Chart and figure data
__________________________________________________

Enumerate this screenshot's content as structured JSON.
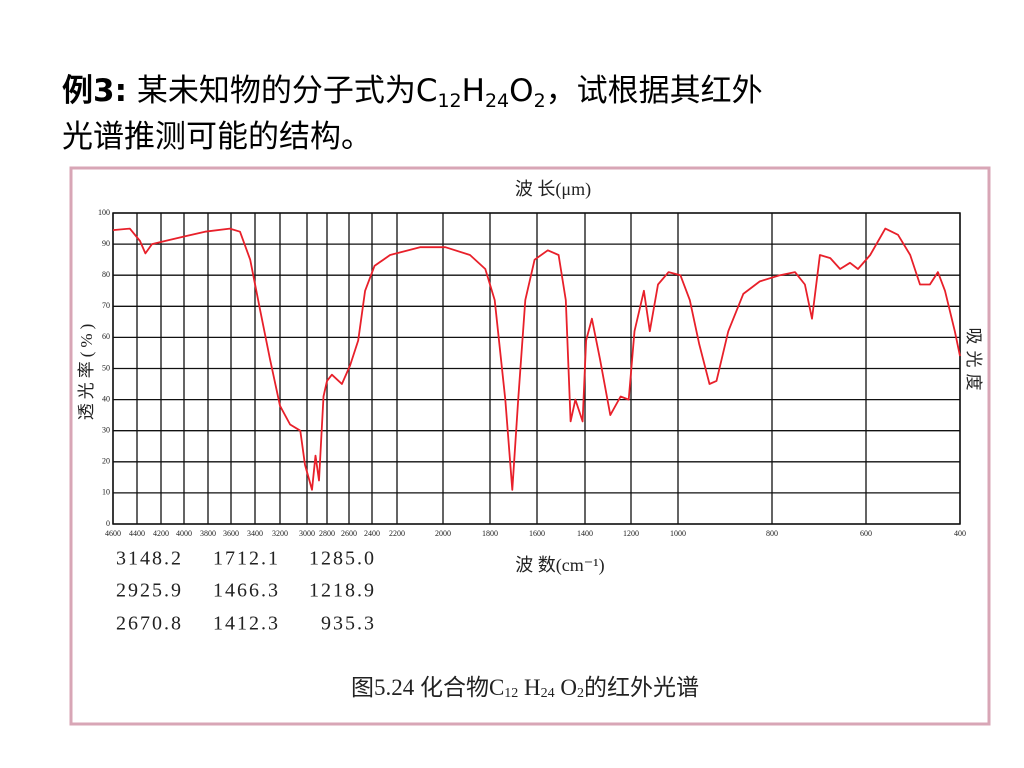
{
  "heading": {
    "parts": [
      "例3:",
      " 某未知物的分子式为C",
      "12",
      "H",
      "24",
      "O",
      "2",
      "，试根据其红外",
      "光谱推测可能的结构。"
    ]
  },
  "chart_data": {
    "type": "line",
    "top_axis_label": "波 长(μm)",
    "x_label": "波 数(cm⁻¹)",
    "y_label": "透光率(%)",
    "y2_label": "吸光度",
    "xlim": [
      4600,
      400
    ],
    "xticks": [
      4600,
      4400,
      4200,
      4000,
      3800,
      3600,
      3400,
      3200,
      3000,
      2800,
      2600,
      2400,
      2200,
      2000,
      1800,
      1600,
      1400,
      1200,
      1000,
      800,
      600,
      400
    ],
    "ylim": [
      0,
      100
    ],
    "yticks": [
      0,
      10,
      20,
      30,
      40,
      50,
      60,
      70,
      80,
      90,
      100
    ],
    "grid": true,
    "series": [
      {
        "color": "#e8202a",
        "x": [
          4600,
          4460,
          4375,
          4330,
          4275,
          4165,
          3990,
          3825,
          3610,
          3525,
          3440,
          3360,
          3280,
          3200,
          3125,
          3050,
          3015,
          2950,
          2915,
          2880,
          2835,
          2800,
          2755,
          2665,
          2590,
          2520,
          2460,
          2380,
          2255,
          2100,
          1990,
          1885,
          1820,
          1780,
          1735,
          1705,
          1680,
          1650,
          1610,
          1555,
          1510,
          1480,
          1460,
          1440,
          1410,
          1395,
          1370,
          1335,
          1290,
          1245,
          1210,
          1185,
          1145,
          1120,
          1085,
          1040,
          995,
          975,
          955,
          933,
          918,
          893,
          861,
          826,
          783,
          751,
          730,
          715,
          698,
          676,
          655,
          634,
          617,
          591,
          559,
          532,
          506,
          485,
          464,
          447,
          432,
          411,
          400
        ],
        "values": [
          94.5,
          95,
          91,
          87,
          90,
          91,
          92.5,
          94,
          95,
          94,
          85,
          69,
          53,
          38,
          32,
          30,
          19,
          11,
          22,
          14,
          41,
          46,
          48,
          45,
          51,
          59,
          75,
          83,
          86.5,
          89,
          89,
          86.5,
          82,
          72,
          40,
          11,
          40,
          72,
          85,
          88,
          86.5,
          72,
          33,
          40,
          33,
          59,
          66,
          53,
          35,
          41,
          40,
          62,
          75,
          62,
          77,
          81,
          80,
          72,
          58,
          45,
          46,
          62,
          74,
          78,
          80,
          81,
          77,
          66,
          86.5,
          85.5,
          82,
          84,
          82,
          86.5,
          95,
          93,
          86.5,
          77,
          77,
          81,
          75,
          62,
          54
        ]
      }
    ],
    "peaks": [
      [
        "3148.2",
        "1712.1",
        "1285.0"
      ],
      [
        "2925.9",
        "1466.3",
        "1218.9"
      ],
      [
        "2670.8",
        "1412.3",
        "935.3"
      ]
    ],
    "caption": [
      "图5.24 化合物C",
      "12",
      " H",
      "24",
      " O",
      "2",
      "的红外光谱"
    ]
  }
}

__________________________________________________

SHORT TASK »
Reproduce the listing exactly. Leave its pictures out.

EXERCISE OUTPUT »
Enumerate this screenshot's content as structured JSON.
{
  "heading": {
    "parts": [
      "例3:",
      " 某未知物的分子式为C",
      "12",
      "H",
      "24",
      "O",
      "2",
      "，试根据其红外",
      "光谱推测可能的结构。"
    ]
  },
  "chart_data": {
    "type": "line",
    "top_axis_label": "波 长(μm)",
    "x_label": "波 数(cm⁻¹)",
    "y_label": "透光率(%)",
    "y2_label": "吸光度",
    "xlim": [
      4600,
      400
    ],
    "xticks": [
      4600,
      4400,
      4200,
      4000,
      3800,
      3600,
      3400,
      3200,
      3000,
      2800,
      2600,
      2400,
      2200,
      2000,
      1800,
      1600,
      1400,
      1200,
      1000,
      800,
      600,
      400
    ],
    "ylim": [
      0,
      100
    ],
    "yticks": [
      0,
      10,
      20,
      30,
      40,
      50,
      60,
      70,
      80,
      90,
      100
    ],
    "grid": true,
    "series": [
      {
        "color": "#e8202a",
        "x": [
          4600,
          4460,
          4375,
          4330,
          4275,
          4165,
          3990,
          3825,
          3610,
          3525,
          3440,
          3360,
          3280,
          3200,
          3125,
          3050,
          3015,
          2950,
          2915,
          2880,
          2835,
          2800,
          2755,
          2665,
          2590,
          2520,
          2460,
          2380,
          2255,
          2100,
          1990,
          1885,
          1820,
          1780,
          1735,
          1705,
          1680,
          1650,
          1610,
          1555,
          1510,
          1480,
          1460,
          1440,
          1410,
          1395,
          1370,
          1335,
          1290,
          1245,
          1210,
          1185,
          1145,
          1120,
          1085,
          1040,
          995,
          975,
          955,
          933,
          918,
          893,
          861,
          826,
          783,
          751,
          730,
          715,
          698,
          676,
          655,
          634,
          617,
          591,
          559,
          532,
          506,
          485,
          464,
          447,
          432,
          411,
          400
        ],
        "values": [
          94.5,
          95,
          91,
          87,
          90,
          91,
          92.5,
          94,
          95,
          94,
          85,
          69,
          53,
          38,
          32,
          30,
          19,
          11,
          22,
          14,
          41,
          46,
          48,
          45,
          51,
          59,
          75,
          83,
          86.5,
          89,
          89,
          86.5,
          82,
          72,
          40,
          11,
          40,
          72,
          85,
          88,
          86.5,
          72,
          33,
          40,
          33,
          59,
          66,
          53,
          35,
          41,
          40,
          62,
          75,
          62,
          77,
          81,
          80,
          72,
          58,
          45,
          46,
          62,
          74,
          78,
          80,
          81,
          77,
          66,
          86.5,
          85.5,
          82,
          84,
          82,
          86.5,
          95,
          93,
          86.5,
          77,
          77,
          81,
          75,
          62,
          54
        ]
      }
    ],
    "peaks": [
      [
        "3148.2",
        "1712.1",
        "1285.0"
      ],
      [
        "2925.9",
        "1466.3",
        "1218.9"
      ],
      [
        "2670.8",
        "1412.3",
        "935.3"
      ]
    ],
    "caption": [
      "图5.24 化合物C",
      "12",
      " H",
      "24",
      " O",
      "2",
      "的红外光谱"
    ]
  }
}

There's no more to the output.